● **WHAT THE TASK ASKS**:
Quote every line below exactly and skip any picture.

● **GIVEN ENTRIES**:
= = = = = = =
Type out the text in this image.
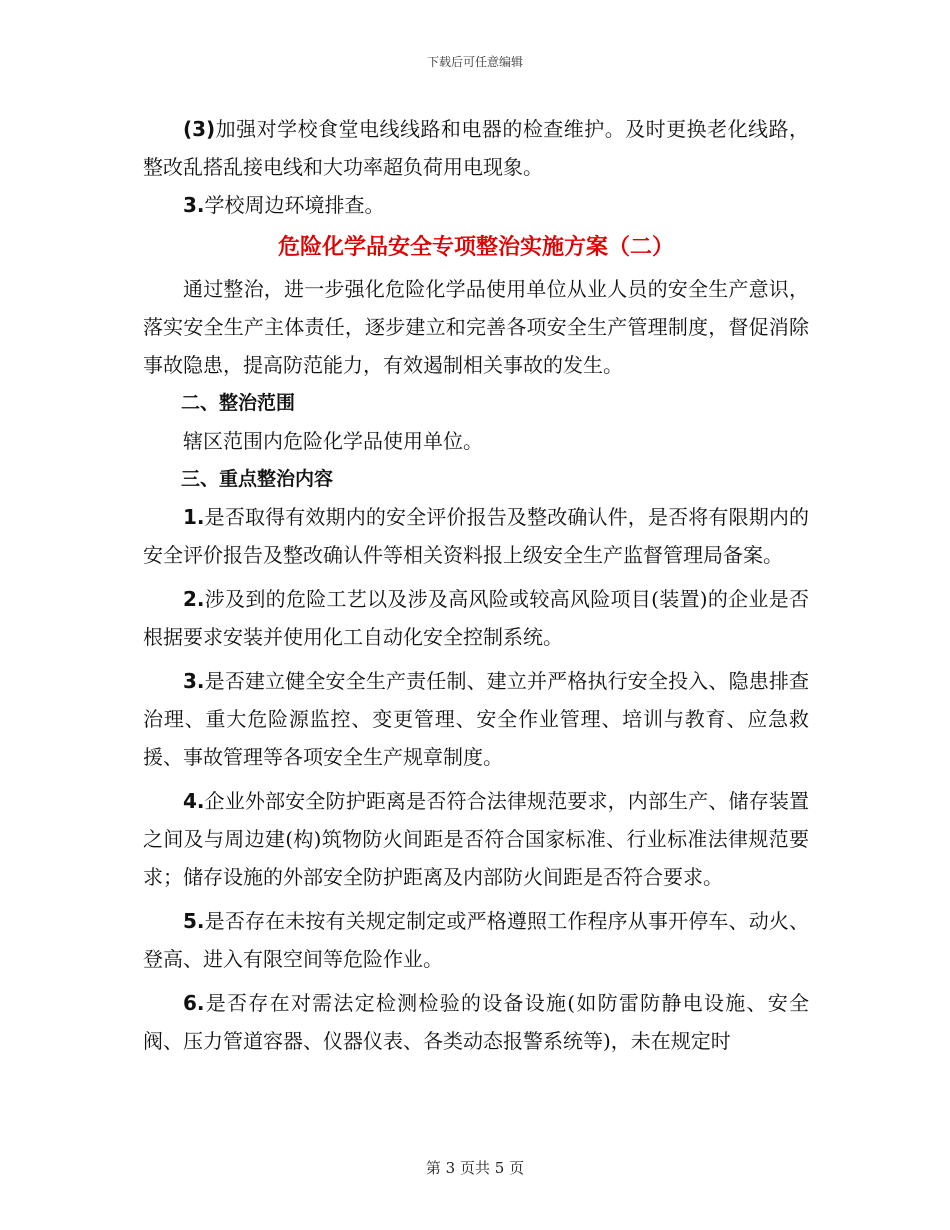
下载后可任意编辑

(3)加强对学校食堂电线线路和电器的检查维护。及时更换老化线路，整改乱搭乱接电线和大功率超负荷用电现象。

3.学校周边环境排查。

危险化学品安全专项整治实施方案（二）

通过整治，进一步强化危险化学品使用单位从业人员的安全生产意识，落实安全生产主体责任，逐步建立和完善各项安全生产管理制度，督促消除事故隐患，提高防范能力，有效遏制相关事故的发生。

二、整治范围

辖区范围内危险化学品使用单位。

三、重点整治内容

1.是否取得有效期内的安全评价报告及整改确认件，是否将有限期内的安全评价报告及整改确认件等相关资料报上级安全生产监督管理局备案。

2.涉及到的危险工艺以及涉及高风险或较高风险项目(装置)的企业是否根据要求安装并使用化工自动化安全控制系统。

3.是否建立健全安全生产责任制、建立并严格执行安全投入、隐患排查治理、重大危险源监控、变更管理、安全作业管理、培训与教育、应急救援、事故管理等各项安全生产规章制度。

4.企业外部安全防护距离是否符合法律规范要求，内部生产、储存装置之间及与周边建(构)筑物防火间距是否符合国家标准、行业标准法律规范要求；储存设施的外部安全防护距离及内部防火间距是否符合要求。

5.是否存在未按有关规定制定或严格遵照工作程序从事开停车、动火、登高、进入有限空间等危险作业。

6.是否存在对需法定检测检验的设备设施(如防雷防静电设施、安全阀、压力管道容器、仪器仪表、各类动态报警系统等)，未在规定时

第 3 页共 5 页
= = = = = = =
● **SOLUTION**:
Type out the text in this image.
下载后可任意编辑

(3)加强对学校食堂电线线路和电器的检查维护。及时更换老化线路，整改乱搭乱接电线和大功率超负荷用电现象。

3.学校周边环境排查。

危险化学品安全专项整治实施方案（二）

通过整治，进一步强化危险化学品使用单位从业人员的安全生产意识，落实安全生产主体责任，逐步建立和完善各项安全生产管理制度，督促消除事故隐患，提高防范能力，有效遏制相关事故的发生。

二、整治范围

辖区范围内危险化学品使用单位。

三、重点整治内容

1.是否取得有效期内的安全评价报告及整改确认件，是否将有限期内的安全评价报告及整改确认件等相关资料报上级安全生产监督管理局备案。

2.涉及到的危险工艺以及涉及高风险或较高风险项目(装置)的企业是否根据要求安装并使用化工自动化安全控制系统。

3.是否建立健全安全生产责任制、建立并严格执行安全投入、隐患排查治理、重大危险源监控、变更管理、安全作业管理、培训与教育、应急救援、事故管理等各项安全生产规章制度。

4.企业外部安全防护距离是否符合法律规范要求，内部生产、储存装置之间及与周边建(构)筑物防火间距是否符合国家标准、行业标准法律规范要求；储存设施的外部安全防护距离及内部防火间距是否符合要求。

5.是否存在未按有关规定制定或严格遵照工作程序从事开停车、动火、登高、进入有限空间等危险作业。

6.是否存在对需法定检测检验的设备设施(如防雷防静电设施、安全阀、压力管道容器、仪器仪表、各类动态报警系统等)，未在规定时

第 3 页共 5 页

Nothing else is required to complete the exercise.